▶ _Directions_:
Quote all lines below exactly. Images stay out.

▶ _Material supplied_:
= = =

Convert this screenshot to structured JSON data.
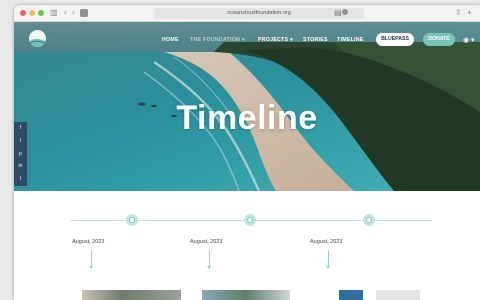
{
  "browser": {
    "url": "oceanstrustfoundation.org",
    "icons": {
      "sidebar": "sidebar-icon",
      "back": "chevron-left-icon",
      "forward": "chevron-right-icon",
      "lock": "lock-icon",
      "share": "share-icon",
      "new_tab": "plus-icon"
    }
  },
  "nav": {
    "logo_text": "",
    "items": [
      {
        "label": "HOME"
      },
      {
        "label": "THE FOUNDATION ▾"
      },
      {
        "label": "PROJECTS ▾"
      },
      {
        "label": "STORIES"
      },
      {
        "label": "TIMELINE"
      }
    ],
    "bluepass_label": "BLUEPASS",
    "donate_label": "DONATE",
    "accent_color": "#78c6b9"
  },
  "hero": {
    "title": "Timeline"
  },
  "social": [
    "f",
    "t",
    "p",
    "in",
    "t"
  ],
  "timeline": {
    "entries": [
      {
        "date": "August, 2023"
      },
      {
        "date": "August, 2023"
      },
      {
        "date": "August, 2023"
      }
    ]
  }
}
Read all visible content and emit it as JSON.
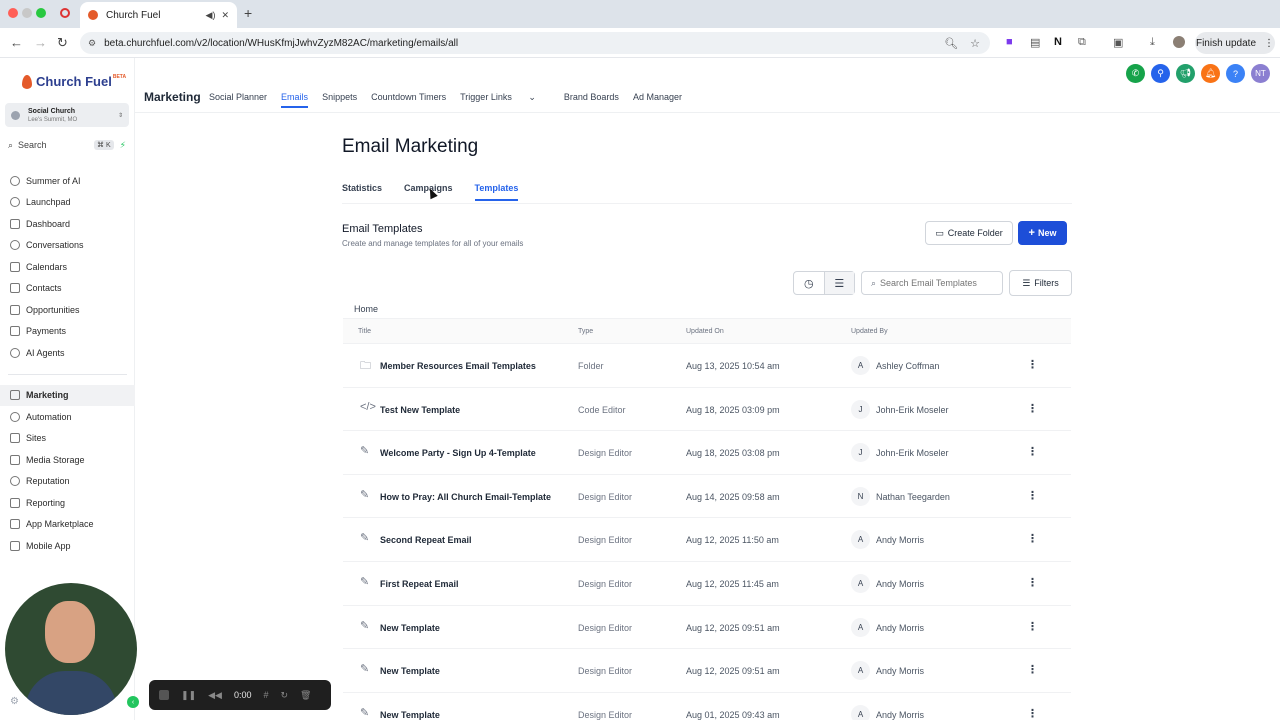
{
  "browser": {
    "tab_title": "Church Fuel",
    "url": "beta.churchfuel.com/v2/location/WHusKfmjJwhvZyzM82AC/marketing/emails/all",
    "finish_update": "Finish update"
  },
  "sidebar": {
    "logo_text": "Church Fuel",
    "logo_badge": "BETA",
    "account_name": "Social Church",
    "account_location": "Lee's Summit, MO",
    "search_label": "Search",
    "search_shortcut": "⌘ K",
    "items": [
      {
        "label": "Summer of AI",
        "icon": "sun-icon"
      },
      {
        "label": "Launchpad",
        "icon": "rocket-icon"
      },
      {
        "label": "Dashboard",
        "icon": "grid-icon"
      },
      {
        "label": "Conversations",
        "icon": "chat-icon"
      },
      {
        "label": "Calendars",
        "icon": "calendar-icon"
      },
      {
        "label": "Contacts",
        "icon": "contacts-icon"
      },
      {
        "label": "Opportunities",
        "icon": "funnel-icon"
      },
      {
        "label": "Payments",
        "icon": "payments-icon"
      },
      {
        "label": "AI Agents",
        "icon": "sparkle-icon"
      }
    ],
    "items2": [
      {
        "label": "Marketing",
        "icon": "send-icon",
        "active": true
      },
      {
        "label": "Automation",
        "icon": "automation-icon"
      },
      {
        "label": "Sites",
        "icon": "sites-icon"
      },
      {
        "label": "Media Storage",
        "icon": "image-icon"
      },
      {
        "label": "Reputation",
        "icon": "star-icon"
      },
      {
        "label": "Reporting",
        "icon": "chart-icon"
      },
      {
        "label": "App Marketplace",
        "icon": "apps-icon"
      },
      {
        "label": "Mobile App",
        "icon": "phone-icon"
      }
    ]
  },
  "recorder": {
    "time": "0:00"
  },
  "topnav": {
    "brand": "Marketing",
    "links": [
      "Social Planner",
      "Emails",
      "Snippets",
      "Countdown Timers",
      "Trigger Links",
      "Brand Boards",
      "Ad Manager"
    ],
    "active_link": "Emails",
    "user_initials": "NT",
    "colors": {
      "phone": "#16a34a",
      "link": "#2563eb",
      "megaphone": "#22a06b",
      "bell": "#f97316",
      "help": "#3b82f6",
      "avatar": "#8b7fd1"
    }
  },
  "main": {
    "title": "Email Marketing",
    "tabs": [
      "Statistics",
      "Campaigns",
      "Templates"
    ],
    "active_tab": "Templates",
    "section_title": "Email Templates",
    "section_subtitle": "Create and manage templates for all of your emails",
    "create_folder": "Create Folder",
    "new_button": "New",
    "search_placeholder": "Search Email Templates",
    "filters": "Filters",
    "breadcrumb": "Home",
    "columns": [
      "Title",
      "Type",
      "Updated On",
      "Updated By"
    ],
    "rows": [
      {
        "icon": "folder-icon",
        "title": "Member Resources Email Templates",
        "type": "Folder",
        "updated_on": "Aug 13, 2025 10:54 am",
        "initial": "A",
        "updated_by": "Ashley Coffman"
      },
      {
        "icon": "code-icon",
        "title": "Test New Template",
        "type": "Code Editor",
        "updated_on": "Aug 18, 2025 03:09 pm",
        "initial": "J",
        "updated_by": "John-Erik Moseler"
      },
      {
        "icon": "pencil-icon",
        "title": "Welcome Party - Sign Up 4-Template",
        "type": "Design Editor",
        "updated_on": "Aug 18, 2025 03:08 pm",
        "initial": "J",
        "updated_by": "John-Erik Moseler"
      },
      {
        "icon": "pencil-icon",
        "title": "How to Pray: All Church Email-Template",
        "type": "Design Editor",
        "updated_on": "Aug 14, 2025 09:58 am",
        "initial": "N",
        "updated_by": "Nathan Teegarden"
      },
      {
        "icon": "pencil-icon",
        "title": "Second Repeat Email",
        "type": "Design Editor",
        "updated_on": "Aug 12, 2025 11:50 am",
        "initial": "A",
        "updated_by": "Andy Morris"
      },
      {
        "icon": "pencil-icon",
        "title": "First Repeat Email",
        "type": "Design Editor",
        "updated_on": "Aug 12, 2025 11:45 am",
        "initial": "A",
        "updated_by": "Andy Morris"
      },
      {
        "icon": "pencil-icon",
        "title": "New Template",
        "type": "Design Editor",
        "updated_on": "Aug 12, 2025 09:51 am",
        "initial": "A",
        "updated_by": "Andy Morris"
      },
      {
        "icon": "pencil-icon",
        "title": "New Template",
        "type": "Design Editor",
        "updated_on": "Aug 12, 2025 09:51 am",
        "initial": "A",
        "updated_by": "Andy Morris"
      },
      {
        "icon": "pencil-icon",
        "title": "New Template",
        "type": "Design Editor",
        "updated_on": "Aug 01, 2025 09:43 am",
        "initial": "A",
        "updated_by": "Andy Morris"
      }
    ]
  }
}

= = =

▶ _Written solution_:
Convert this screenshot to structured JSON data.
{
  "browser": {
    "url": "oceanstrustfoundation.org",
    "icons": {
      "sidebar": "sidebar-icon",
      "back": "chevron-left-icon",
      "forward": "chevron-right-icon",
      "lock": "lock-icon",
      "share": "share-icon",
      "new_tab": "plus-icon"
    }
  },
  "nav": {
    "logo_text": "",
    "items": [
      {
        "label": "HOME"
      },
      {
        "label": "THE FOUNDATION ▾"
      },
      {
        "label": "PROJECTS ▾"
      },
      {
        "label": "STORIES"
      },
      {
        "label": "TIMELINE"
      }
    ],
    "bluepass_label": "BLUEPASS",
    "donate_label": "DONATE",
    "accent_color": "#78c6b9"
  },
  "hero": {
    "title": "Timeline"
  },
  "social": [
    "f",
    "t",
    "p",
    "in",
    "t"
  ],
  "timeline": {
    "entries": [
      {
        "date": "August, 2023"
      },
      {
        "date": "August, 2023"
      },
      {
        "date": "August, 2023"
      }
    ]
  }
}
Read all visible content and emit it as JSON.
{
  "browser": {
    "tab_title": "Church Fuel",
    "url": "beta.churchfuel.com/v2/location/WHusKfmjJwhvZyzM82AC/marketing/emails/all",
    "finish_update": "Finish update"
  },
  "sidebar": {
    "logo_text": "Church Fuel",
    "logo_badge": "BETA",
    "account_name": "Social Church",
    "account_location": "Lee's Summit, MO",
    "search_label": "Search",
    "search_shortcut": "⌘ K",
    "items": [
      {
        "label": "Summer of AI",
        "icon": "sun-icon"
      },
      {
        "label": "Launchpad",
        "icon": "rocket-icon"
      },
      {
        "label": "Dashboard",
        "icon": "grid-icon"
      },
      {
        "label": "Conversations",
        "icon": "chat-icon"
      },
      {
        "label": "Calendars",
        "icon": "calendar-icon"
      },
      {
        "label": "Contacts",
        "icon": "contacts-icon"
      },
      {
        "label": "Opportunities",
        "icon": "funnel-icon"
      },
      {
        "label": "Payments",
        "icon": "payments-icon"
      },
      {
        "label": "AI Agents",
        "icon": "sparkle-icon"
      }
    ],
    "items2": [
      {
        "label": "Marketing",
        "icon": "send-icon",
        "active": true
      },
      {
        "label": "Automation",
        "icon": "automation-icon"
      },
      {
        "label": "Sites",
        "icon": "sites-icon"
      },
      {
        "label": "Media Storage",
        "icon": "image-icon"
      },
      {
        "label": "Reputation",
        "icon": "star-icon"
      },
      {
        "label": "Reporting",
        "icon": "chart-icon"
      },
      {
        "label": "App Marketplace",
        "icon": "apps-icon"
      },
      {
        "label": "Mobile App",
        "icon": "phone-icon"
      }
    ]
  },
  "recorder": {
    "time": "0:00"
  },
  "topnav": {
    "brand": "Marketing",
    "links": [
      "Social Planner",
      "Emails",
      "Snippets",
      "Countdown Timers",
      "Trigger Links",
      "Brand Boards",
      "Ad Manager"
    ],
    "active_link": "Emails",
    "user_initials": "NT",
    "colors": {
      "phone": "#16a34a",
      "link": "#2563eb",
      "megaphone": "#22a06b",
      "bell": "#f97316",
      "help": "#3b82f6",
      "avatar": "#8b7fd1"
    }
  },
  "main": {
    "title": "Email Marketing",
    "tabs": [
      "Statistics",
      "Campaigns",
      "Templates"
    ],
    "active_tab": "Templates",
    "section_title": "Email Templates",
    "section_subtitle": "Create and manage templates for all of your emails",
    "create_folder": "Create Folder",
    "new_button": "New",
    "search_placeholder": "Search Email Templates",
    "filters": "Filters",
    "breadcrumb": "Home",
    "columns": [
      "Title",
      "Type",
      "Updated On",
      "Updated By"
    ],
    "rows": [
      {
        "icon": "folder-icon",
        "title": "Member Resources Email Templates",
        "type": "Folder",
        "updated_on": "Aug 13, 2025 10:54 am",
        "initial": "A",
        "updated_by": "Ashley Coffman"
      },
      {
        "icon": "code-icon",
        "title": "Test New Template",
        "type": "Code Editor",
        "updated_on": "Aug 18, 2025 03:09 pm",
        "initial": "J",
        "updated_by": "John-Erik Moseler"
      },
      {
        "icon": "pencil-icon",
        "title": "Welcome Party - Sign Up 4-Template",
        "type": "Design Editor",
        "updated_on": "Aug 18, 2025 03:08 pm",
        "initial": "J",
        "updated_by": "John-Erik Moseler"
      },
      {
        "icon": "pencil-icon",
        "title": "How to Pray: All Church Email-Template",
        "type": "Design Editor",
        "updated_on": "Aug 14, 2025 09:58 am",
        "initial": "N",
        "updated_by": "Nathan Teegarden"
      },
      {
        "icon": "pencil-icon",
        "title": "Second Repeat Email",
        "type": "Design Editor",
        "updated_on": "Aug 12, 2025 11:50 am",
        "initial": "A",
        "updated_by": "Andy Morris"
      },
      {
        "icon": "pencil-icon",
        "title": "First Repeat Email",
        "type": "Design Editor",
        "updated_on": "Aug 12, 2025 11:45 am",
        "initial": "A",
        "updated_by": "Andy Morris"
      },
      {
        "icon": "pencil-icon",
        "title": "New Template",
        "type": "Design Editor",
        "updated_on": "Aug 12, 2025 09:51 am",
        "initial": "A",
        "updated_by": "Andy Morris"
      },
      {
        "icon": "pencil-icon",
        "title": "New Template",
        "type": "Design Editor",
        "updated_on": "Aug 12, 2025 09:51 am",
        "initial": "A",
        "updated_by": "Andy Morris"
      },
      {
        "icon": "pencil-icon",
        "title": "New Template",
        "type": "Design Editor",
        "updated_on": "Aug 01, 2025 09:43 am",
        "initial": "A",
        "updated_by": "Andy Morris"
      }
    ]
  }
}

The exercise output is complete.